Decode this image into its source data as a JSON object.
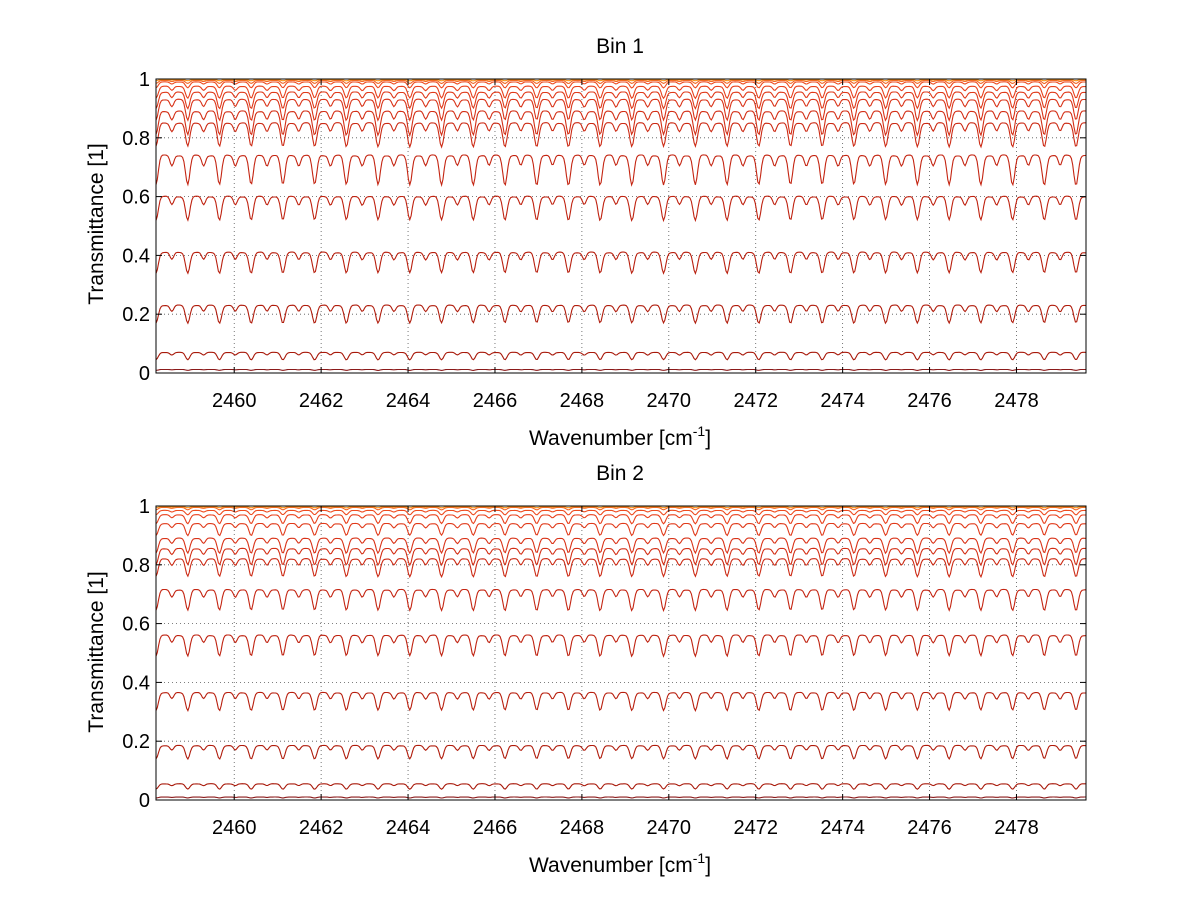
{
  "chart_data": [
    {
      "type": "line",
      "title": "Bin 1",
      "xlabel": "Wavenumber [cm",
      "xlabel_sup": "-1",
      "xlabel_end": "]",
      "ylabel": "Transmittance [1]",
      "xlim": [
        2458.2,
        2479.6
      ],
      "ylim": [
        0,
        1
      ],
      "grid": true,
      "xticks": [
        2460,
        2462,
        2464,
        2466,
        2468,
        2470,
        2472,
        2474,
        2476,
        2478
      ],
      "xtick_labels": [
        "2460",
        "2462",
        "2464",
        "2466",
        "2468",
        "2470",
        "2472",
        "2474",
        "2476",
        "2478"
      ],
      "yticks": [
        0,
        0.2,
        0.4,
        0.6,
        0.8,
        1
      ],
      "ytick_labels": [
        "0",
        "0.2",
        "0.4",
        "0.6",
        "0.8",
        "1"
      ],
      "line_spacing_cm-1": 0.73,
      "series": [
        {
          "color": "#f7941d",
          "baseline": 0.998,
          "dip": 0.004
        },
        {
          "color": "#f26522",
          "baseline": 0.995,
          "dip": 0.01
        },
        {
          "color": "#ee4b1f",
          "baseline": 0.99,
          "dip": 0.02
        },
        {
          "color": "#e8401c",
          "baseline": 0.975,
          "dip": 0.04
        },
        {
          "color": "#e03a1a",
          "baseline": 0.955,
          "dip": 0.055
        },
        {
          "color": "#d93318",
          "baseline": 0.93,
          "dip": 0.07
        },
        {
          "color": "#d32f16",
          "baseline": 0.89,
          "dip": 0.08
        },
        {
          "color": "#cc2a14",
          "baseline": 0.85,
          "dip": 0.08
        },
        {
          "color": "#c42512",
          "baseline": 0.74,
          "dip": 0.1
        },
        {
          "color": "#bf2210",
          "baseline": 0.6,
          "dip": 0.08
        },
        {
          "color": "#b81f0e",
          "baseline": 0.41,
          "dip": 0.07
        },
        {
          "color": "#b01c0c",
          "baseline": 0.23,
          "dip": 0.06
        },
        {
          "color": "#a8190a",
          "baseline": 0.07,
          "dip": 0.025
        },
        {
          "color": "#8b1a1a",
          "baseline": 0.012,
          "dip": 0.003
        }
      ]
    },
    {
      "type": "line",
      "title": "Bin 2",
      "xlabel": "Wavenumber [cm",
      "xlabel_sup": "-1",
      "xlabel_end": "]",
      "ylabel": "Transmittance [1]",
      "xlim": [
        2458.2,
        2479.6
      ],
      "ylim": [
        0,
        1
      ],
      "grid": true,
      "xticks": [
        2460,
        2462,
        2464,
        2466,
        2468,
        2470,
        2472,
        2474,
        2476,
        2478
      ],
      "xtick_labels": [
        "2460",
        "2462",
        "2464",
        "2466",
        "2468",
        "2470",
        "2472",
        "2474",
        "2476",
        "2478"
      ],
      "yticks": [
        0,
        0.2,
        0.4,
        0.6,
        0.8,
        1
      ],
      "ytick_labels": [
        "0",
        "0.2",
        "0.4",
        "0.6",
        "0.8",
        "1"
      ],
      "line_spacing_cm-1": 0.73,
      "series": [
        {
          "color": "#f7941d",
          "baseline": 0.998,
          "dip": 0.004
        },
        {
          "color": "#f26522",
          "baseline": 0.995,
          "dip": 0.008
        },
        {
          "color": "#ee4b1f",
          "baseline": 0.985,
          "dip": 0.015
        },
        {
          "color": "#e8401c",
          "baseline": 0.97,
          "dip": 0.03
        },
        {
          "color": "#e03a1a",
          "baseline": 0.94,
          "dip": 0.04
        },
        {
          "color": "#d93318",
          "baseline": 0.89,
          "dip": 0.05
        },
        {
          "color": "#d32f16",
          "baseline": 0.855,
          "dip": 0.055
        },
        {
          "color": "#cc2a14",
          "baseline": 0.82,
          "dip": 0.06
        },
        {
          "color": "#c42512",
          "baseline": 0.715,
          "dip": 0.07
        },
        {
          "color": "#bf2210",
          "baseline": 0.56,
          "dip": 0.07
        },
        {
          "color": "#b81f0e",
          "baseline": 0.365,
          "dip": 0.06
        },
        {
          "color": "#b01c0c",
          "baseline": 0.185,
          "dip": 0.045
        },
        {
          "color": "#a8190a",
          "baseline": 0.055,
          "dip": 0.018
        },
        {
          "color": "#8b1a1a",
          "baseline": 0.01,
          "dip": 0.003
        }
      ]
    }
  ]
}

......

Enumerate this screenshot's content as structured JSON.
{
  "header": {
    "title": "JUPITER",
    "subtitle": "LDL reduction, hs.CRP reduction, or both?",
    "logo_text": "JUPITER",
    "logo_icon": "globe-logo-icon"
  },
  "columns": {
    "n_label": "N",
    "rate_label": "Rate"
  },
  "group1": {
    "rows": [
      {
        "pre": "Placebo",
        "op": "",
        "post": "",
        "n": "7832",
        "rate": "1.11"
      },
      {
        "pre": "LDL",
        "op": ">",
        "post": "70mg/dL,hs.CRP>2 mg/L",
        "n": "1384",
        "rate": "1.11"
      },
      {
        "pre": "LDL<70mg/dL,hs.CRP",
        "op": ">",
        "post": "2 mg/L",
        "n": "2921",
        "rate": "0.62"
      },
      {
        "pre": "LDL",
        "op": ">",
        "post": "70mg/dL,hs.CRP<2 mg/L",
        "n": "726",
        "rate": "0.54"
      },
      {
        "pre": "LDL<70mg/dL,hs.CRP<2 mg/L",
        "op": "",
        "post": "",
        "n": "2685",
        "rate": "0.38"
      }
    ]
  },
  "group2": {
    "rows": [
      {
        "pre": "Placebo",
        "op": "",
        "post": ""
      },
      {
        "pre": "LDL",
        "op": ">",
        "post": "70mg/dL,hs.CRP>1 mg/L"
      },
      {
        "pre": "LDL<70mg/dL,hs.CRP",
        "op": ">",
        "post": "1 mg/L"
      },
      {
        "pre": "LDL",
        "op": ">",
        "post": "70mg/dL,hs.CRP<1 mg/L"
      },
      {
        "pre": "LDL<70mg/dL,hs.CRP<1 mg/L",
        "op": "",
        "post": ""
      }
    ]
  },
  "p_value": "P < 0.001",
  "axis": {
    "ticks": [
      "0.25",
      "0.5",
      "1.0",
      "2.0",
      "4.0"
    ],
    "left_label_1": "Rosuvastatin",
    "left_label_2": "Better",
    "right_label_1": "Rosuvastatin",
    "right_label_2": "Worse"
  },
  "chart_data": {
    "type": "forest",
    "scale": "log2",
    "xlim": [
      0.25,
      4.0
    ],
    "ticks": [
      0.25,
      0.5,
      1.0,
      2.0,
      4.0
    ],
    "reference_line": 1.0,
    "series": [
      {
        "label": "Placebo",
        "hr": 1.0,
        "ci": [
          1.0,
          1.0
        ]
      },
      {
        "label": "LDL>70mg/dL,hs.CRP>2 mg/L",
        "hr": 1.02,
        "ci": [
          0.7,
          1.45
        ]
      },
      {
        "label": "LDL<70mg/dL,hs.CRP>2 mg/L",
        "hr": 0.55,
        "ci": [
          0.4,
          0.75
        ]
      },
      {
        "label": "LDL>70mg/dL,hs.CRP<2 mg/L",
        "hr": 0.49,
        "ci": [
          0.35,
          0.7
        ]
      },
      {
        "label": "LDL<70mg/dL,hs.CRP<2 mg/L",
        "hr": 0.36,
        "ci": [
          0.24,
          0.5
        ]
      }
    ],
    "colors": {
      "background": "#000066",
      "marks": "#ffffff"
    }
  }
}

......

Show every line from the listing above in which the string "this" appears.

Decode this image into its source data as a JSON object.
Enumerate this screenshot's content as structured JSON.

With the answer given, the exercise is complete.